**WORK REQUIRED**
Copy, in full, each line of the material that holds the word "роботи".

**RECORDS TO USE**
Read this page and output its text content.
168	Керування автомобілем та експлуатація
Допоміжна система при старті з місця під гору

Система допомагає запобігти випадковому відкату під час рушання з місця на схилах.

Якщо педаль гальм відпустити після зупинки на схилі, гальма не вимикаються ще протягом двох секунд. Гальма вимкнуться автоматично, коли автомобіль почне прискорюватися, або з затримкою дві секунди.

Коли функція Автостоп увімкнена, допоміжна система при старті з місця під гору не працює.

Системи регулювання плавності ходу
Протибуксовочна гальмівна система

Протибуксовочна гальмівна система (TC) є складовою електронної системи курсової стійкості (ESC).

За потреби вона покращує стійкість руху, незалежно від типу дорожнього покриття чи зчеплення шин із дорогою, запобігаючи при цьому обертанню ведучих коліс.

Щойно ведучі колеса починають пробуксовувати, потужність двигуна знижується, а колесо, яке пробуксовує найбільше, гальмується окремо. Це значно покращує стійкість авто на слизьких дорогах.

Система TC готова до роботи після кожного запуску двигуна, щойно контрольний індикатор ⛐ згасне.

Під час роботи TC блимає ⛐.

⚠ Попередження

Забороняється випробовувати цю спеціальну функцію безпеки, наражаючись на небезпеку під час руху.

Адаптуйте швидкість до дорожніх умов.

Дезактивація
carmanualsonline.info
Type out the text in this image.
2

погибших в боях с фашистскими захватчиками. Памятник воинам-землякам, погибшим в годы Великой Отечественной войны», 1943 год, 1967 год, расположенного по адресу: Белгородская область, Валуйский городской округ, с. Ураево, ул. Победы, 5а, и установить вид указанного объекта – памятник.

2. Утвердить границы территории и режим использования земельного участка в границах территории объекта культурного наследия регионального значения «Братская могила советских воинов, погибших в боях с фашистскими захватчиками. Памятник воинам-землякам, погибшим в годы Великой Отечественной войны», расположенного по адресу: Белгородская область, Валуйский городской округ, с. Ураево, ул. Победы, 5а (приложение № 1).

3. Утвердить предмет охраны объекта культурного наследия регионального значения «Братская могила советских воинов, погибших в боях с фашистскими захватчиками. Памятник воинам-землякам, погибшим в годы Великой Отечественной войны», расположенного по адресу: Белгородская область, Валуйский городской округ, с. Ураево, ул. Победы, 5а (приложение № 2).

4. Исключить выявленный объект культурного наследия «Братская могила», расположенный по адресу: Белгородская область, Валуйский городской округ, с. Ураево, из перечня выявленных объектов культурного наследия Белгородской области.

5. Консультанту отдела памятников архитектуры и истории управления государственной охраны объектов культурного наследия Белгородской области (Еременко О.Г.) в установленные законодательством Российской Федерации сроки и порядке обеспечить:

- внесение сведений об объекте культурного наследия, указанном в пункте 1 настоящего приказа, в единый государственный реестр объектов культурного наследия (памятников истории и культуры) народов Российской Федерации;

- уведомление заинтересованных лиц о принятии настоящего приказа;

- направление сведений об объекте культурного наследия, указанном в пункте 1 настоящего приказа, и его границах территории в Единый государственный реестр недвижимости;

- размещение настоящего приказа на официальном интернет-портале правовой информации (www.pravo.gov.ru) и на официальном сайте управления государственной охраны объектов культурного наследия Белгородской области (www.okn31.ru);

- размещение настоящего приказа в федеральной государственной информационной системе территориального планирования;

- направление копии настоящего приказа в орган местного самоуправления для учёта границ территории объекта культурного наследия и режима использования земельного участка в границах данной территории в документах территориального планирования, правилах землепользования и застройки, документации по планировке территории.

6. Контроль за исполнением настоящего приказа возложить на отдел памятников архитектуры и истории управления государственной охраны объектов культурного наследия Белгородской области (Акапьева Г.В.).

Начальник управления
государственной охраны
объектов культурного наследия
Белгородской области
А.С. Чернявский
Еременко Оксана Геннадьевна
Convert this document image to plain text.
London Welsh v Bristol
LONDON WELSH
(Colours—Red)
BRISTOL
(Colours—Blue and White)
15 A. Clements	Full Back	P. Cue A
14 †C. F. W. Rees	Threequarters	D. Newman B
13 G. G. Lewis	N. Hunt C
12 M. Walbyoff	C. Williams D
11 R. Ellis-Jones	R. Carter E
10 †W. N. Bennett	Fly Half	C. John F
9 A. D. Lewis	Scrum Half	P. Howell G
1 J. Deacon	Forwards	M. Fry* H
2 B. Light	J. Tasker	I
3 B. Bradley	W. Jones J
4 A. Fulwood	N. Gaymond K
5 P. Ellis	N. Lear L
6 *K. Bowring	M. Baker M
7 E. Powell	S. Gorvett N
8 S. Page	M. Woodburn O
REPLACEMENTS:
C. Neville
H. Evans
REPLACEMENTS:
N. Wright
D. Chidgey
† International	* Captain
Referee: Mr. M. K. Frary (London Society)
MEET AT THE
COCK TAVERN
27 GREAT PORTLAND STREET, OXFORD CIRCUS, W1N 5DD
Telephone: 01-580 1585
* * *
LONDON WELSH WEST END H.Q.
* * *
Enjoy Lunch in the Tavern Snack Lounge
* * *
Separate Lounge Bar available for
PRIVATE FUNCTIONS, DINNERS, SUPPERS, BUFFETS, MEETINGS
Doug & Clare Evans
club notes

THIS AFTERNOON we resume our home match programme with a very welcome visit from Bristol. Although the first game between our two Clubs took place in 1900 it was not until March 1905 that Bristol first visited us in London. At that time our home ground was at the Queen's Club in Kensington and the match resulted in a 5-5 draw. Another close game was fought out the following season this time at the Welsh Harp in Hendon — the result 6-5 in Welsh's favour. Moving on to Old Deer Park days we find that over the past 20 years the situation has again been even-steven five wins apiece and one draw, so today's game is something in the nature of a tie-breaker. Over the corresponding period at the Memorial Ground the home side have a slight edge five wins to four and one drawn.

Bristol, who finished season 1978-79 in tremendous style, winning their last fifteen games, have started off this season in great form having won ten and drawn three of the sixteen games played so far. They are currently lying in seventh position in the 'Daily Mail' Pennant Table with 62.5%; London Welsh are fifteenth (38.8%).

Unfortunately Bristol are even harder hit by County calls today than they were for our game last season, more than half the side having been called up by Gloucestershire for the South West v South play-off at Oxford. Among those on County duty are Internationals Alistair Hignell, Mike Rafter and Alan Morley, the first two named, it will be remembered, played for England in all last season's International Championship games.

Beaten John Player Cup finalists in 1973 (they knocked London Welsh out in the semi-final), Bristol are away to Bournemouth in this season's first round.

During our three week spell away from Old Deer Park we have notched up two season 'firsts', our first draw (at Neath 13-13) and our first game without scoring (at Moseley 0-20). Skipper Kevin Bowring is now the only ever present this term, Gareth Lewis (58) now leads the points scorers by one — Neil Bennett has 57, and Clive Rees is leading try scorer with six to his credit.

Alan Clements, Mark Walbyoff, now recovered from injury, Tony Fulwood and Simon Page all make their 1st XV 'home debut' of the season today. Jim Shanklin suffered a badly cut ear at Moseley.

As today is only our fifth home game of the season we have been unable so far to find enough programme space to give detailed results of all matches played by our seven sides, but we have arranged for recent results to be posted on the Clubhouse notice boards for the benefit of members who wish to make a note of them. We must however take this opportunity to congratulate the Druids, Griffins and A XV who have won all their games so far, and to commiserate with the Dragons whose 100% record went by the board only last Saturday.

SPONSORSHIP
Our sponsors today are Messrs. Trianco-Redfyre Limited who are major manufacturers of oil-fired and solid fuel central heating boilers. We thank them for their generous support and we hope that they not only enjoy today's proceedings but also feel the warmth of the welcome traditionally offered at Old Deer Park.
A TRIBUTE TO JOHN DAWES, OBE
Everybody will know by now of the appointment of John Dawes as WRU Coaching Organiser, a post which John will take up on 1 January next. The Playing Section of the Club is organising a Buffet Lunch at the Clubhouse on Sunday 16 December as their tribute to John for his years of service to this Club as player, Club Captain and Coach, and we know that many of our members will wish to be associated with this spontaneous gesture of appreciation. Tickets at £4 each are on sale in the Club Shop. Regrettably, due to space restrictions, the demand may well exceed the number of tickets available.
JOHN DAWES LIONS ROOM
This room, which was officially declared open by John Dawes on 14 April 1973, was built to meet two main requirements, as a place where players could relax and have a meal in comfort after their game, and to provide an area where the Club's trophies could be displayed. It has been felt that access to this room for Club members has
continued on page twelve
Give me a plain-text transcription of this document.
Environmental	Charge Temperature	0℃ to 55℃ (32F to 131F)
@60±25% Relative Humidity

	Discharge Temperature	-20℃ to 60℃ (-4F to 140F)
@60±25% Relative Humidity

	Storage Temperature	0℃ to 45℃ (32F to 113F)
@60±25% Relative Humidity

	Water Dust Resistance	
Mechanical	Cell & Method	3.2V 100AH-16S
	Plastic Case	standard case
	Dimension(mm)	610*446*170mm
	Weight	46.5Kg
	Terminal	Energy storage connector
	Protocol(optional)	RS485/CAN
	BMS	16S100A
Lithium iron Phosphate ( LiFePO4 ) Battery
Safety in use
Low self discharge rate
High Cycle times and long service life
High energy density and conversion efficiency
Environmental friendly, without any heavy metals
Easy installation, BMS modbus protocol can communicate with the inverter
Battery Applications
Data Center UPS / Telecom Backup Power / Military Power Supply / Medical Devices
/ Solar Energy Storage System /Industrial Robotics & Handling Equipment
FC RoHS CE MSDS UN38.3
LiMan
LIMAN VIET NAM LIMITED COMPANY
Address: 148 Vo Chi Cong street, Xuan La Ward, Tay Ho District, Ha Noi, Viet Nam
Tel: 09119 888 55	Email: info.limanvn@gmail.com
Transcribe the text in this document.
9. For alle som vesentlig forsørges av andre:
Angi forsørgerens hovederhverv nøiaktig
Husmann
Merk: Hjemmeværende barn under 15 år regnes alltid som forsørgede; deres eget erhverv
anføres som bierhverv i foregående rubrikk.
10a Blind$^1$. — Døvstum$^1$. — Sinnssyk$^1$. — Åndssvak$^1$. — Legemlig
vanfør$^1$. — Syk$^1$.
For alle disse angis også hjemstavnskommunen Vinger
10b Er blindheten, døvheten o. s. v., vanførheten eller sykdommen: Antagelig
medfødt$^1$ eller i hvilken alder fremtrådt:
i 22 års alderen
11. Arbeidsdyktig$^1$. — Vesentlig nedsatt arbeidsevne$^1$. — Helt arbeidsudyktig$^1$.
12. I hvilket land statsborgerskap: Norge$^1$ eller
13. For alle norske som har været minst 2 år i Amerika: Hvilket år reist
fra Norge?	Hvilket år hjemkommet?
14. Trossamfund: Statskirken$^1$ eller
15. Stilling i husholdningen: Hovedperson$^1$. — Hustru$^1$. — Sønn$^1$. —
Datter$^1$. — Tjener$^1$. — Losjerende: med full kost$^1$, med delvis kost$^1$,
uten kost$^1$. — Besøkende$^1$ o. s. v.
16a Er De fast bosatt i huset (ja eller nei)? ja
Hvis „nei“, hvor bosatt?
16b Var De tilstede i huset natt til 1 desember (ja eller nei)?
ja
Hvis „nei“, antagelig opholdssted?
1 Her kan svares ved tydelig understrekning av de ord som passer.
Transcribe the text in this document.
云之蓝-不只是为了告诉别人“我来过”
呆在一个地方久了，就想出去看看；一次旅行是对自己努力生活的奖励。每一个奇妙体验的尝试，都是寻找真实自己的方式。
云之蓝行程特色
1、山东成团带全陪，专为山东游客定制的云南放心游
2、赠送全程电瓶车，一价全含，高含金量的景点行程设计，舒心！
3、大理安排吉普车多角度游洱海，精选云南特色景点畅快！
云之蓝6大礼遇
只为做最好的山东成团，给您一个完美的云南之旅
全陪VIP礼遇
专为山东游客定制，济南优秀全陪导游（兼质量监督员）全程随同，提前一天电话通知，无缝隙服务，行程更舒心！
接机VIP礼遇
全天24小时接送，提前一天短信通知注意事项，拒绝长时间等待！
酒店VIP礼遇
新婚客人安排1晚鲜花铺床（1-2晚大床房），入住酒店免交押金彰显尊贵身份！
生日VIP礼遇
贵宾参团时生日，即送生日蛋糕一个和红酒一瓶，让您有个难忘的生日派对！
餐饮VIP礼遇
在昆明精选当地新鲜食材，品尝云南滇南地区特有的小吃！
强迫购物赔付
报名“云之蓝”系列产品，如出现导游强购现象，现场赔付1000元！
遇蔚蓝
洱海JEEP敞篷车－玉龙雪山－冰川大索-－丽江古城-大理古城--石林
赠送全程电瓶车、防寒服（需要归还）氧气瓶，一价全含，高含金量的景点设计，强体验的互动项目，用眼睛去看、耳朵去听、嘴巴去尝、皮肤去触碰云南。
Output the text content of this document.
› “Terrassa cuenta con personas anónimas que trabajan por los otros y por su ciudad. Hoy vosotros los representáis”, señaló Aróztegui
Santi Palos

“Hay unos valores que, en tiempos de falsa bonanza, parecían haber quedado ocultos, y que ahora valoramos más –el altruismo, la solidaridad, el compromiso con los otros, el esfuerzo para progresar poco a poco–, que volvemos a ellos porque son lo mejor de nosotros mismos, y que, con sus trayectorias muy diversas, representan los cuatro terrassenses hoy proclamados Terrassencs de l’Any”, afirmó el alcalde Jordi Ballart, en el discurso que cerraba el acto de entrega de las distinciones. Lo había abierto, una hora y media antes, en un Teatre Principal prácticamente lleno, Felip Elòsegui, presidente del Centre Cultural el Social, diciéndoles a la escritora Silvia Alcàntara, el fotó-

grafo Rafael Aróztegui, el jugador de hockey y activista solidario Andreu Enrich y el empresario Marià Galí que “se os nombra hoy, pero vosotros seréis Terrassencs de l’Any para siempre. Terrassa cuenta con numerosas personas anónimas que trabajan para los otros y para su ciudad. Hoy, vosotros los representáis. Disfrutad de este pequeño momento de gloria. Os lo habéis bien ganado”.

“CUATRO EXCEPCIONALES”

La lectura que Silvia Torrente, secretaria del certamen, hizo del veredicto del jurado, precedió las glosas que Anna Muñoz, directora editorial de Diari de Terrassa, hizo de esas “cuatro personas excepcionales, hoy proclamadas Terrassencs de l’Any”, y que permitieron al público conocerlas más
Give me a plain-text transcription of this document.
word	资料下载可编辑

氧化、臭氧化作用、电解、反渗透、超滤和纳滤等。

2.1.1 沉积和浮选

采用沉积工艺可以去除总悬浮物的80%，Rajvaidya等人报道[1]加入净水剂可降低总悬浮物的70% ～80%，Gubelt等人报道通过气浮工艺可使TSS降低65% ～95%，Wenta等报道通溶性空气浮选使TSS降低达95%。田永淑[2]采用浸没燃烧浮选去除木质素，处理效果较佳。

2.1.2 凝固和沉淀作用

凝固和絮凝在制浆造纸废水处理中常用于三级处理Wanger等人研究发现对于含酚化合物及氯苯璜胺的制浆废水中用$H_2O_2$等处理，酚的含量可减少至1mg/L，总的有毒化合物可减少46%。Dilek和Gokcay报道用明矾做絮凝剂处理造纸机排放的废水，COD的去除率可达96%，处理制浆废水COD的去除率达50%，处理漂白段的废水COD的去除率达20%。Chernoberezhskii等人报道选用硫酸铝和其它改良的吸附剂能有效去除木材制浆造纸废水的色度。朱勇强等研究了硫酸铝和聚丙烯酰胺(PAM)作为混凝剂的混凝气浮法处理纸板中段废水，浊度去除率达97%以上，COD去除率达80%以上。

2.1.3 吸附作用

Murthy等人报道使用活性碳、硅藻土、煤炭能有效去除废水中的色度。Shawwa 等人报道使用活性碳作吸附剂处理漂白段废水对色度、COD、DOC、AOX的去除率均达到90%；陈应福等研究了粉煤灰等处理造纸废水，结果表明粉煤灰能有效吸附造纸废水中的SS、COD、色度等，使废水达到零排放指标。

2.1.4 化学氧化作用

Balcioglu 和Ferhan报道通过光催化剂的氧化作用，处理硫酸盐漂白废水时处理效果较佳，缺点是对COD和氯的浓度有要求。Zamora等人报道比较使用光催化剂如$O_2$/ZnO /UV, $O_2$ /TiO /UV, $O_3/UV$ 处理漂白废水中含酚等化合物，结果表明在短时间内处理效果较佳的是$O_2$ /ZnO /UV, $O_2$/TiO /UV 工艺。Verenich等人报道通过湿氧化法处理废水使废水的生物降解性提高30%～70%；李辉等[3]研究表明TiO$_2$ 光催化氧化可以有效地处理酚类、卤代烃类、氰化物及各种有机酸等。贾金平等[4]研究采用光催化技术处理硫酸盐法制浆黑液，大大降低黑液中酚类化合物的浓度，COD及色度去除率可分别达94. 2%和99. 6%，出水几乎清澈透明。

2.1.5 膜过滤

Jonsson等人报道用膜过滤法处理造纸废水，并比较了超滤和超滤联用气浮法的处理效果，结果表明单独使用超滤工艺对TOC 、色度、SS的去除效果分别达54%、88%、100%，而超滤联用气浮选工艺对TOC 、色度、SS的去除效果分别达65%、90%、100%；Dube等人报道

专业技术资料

**RESPONSE FOR THIS EXERCISE**
Система TC готова до роботи після кожного запуску двигуна, щойно контрольний індикатор ⛐ згасне.
Під час роботи TC блимає ⛐.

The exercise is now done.